**YOUR GOAL**
Transcribe all of the material exactly. Any picture in it should be left out.
* BEGIN RECORDS FOR THE EXERCISE *
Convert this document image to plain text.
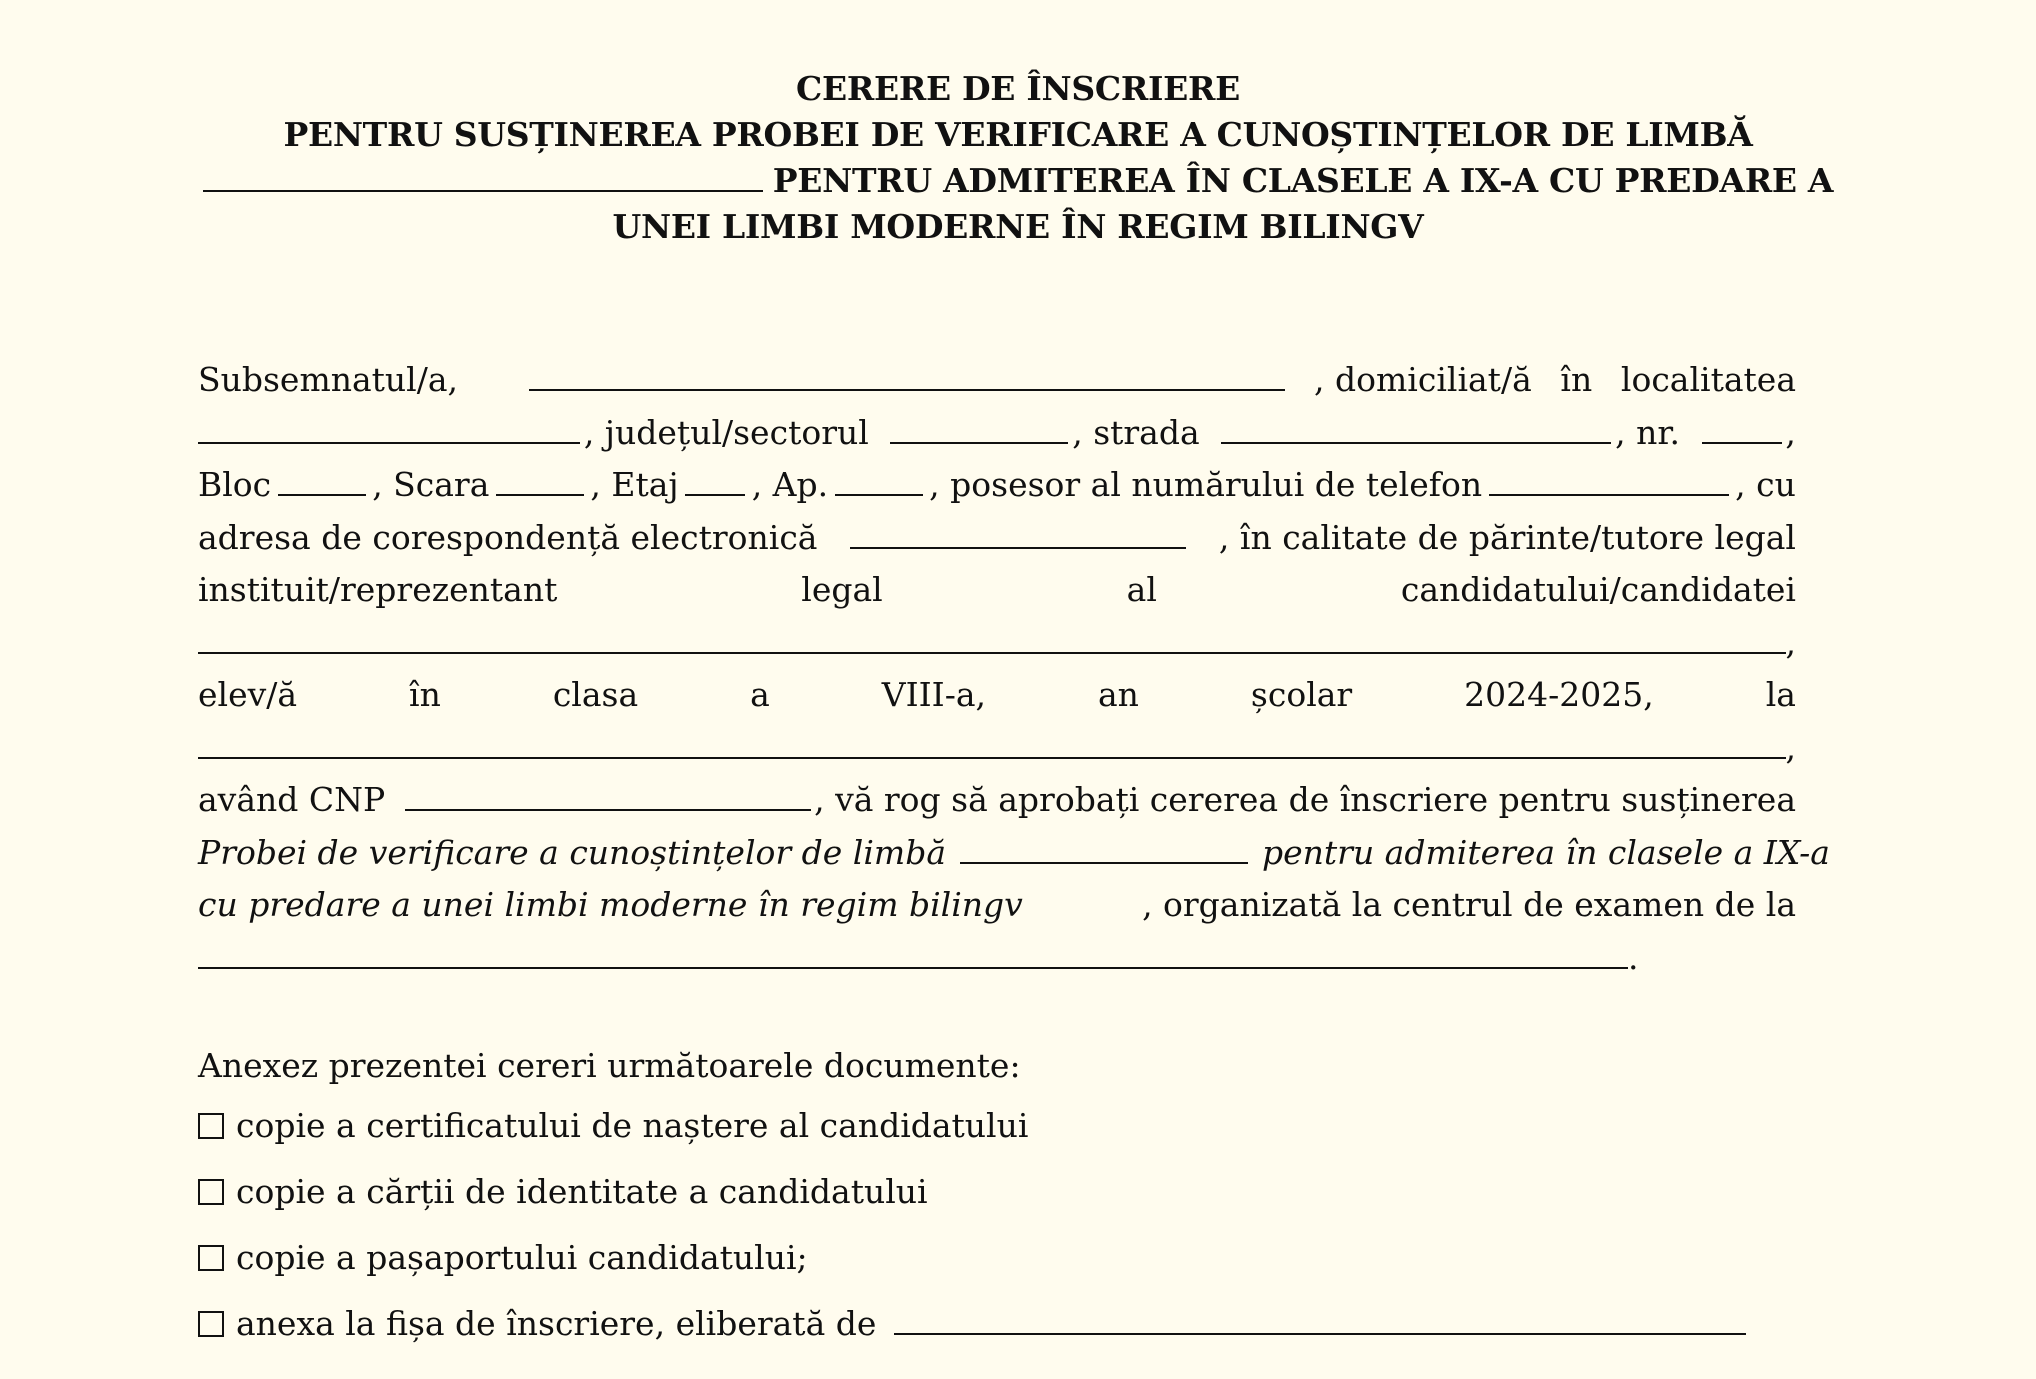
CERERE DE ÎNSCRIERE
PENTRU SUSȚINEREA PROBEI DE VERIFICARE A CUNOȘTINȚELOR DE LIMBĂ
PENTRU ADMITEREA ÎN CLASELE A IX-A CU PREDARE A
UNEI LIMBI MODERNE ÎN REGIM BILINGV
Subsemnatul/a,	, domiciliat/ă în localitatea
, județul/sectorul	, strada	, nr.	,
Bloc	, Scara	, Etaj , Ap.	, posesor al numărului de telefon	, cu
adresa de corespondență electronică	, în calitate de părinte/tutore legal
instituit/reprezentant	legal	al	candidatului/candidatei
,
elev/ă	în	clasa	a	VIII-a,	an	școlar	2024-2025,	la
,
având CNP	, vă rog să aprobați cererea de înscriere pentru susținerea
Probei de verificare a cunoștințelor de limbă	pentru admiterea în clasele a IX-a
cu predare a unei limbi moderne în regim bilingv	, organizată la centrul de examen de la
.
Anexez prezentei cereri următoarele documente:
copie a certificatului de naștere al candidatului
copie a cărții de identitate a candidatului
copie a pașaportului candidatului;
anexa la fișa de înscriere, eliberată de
* END RECORDS FOR THE EXERCISE *
**SOLUTION BELOW**
Convert this document image to plain text.
CERERE DE ÎNSCRIERE
PENTRU SUSȚINEREA PROBEI DE VERIFICARE A CUNOȘTINȚELOR DE LIMBĂ
PENTRU ADMITEREA ÎN CLASELE A IX-A CU PREDARE A
UNEI LIMBI MODERNE ÎN REGIM BILINGV
Subsemnatul/a,	, domiciliat/ă în localitatea
, județul/sectorul	, strada	, nr.	,
Bloc	, Scara	, Etaj , Ap.	, posesor al numărului de telefon	, cu
adresa de corespondență electronică	, în calitate de părinte/tutore legal
instituit/reprezentant	legal	al	candidatului/candidatei
,
elev/ă	în	clasa	a	VIII-a,	an	școlar	2024-2025,	la
,
având CNP	, vă rog să aprobați cererea de înscriere pentru susținerea
Probei de verificare a cunoștințelor de limbă	pentru admiterea în clasele a IX-a
cu predare a unei limbi moderne în regim bilingv	, organizată la centrul de examen de la
.
Anexez prezentei cereri următoarele documente:
copie a certificatului de naștere al candidatului
copie a cărții de identitate a candidatului
copie a pașaportului candidatului;
anexa la fișa de înscriere, eliberată de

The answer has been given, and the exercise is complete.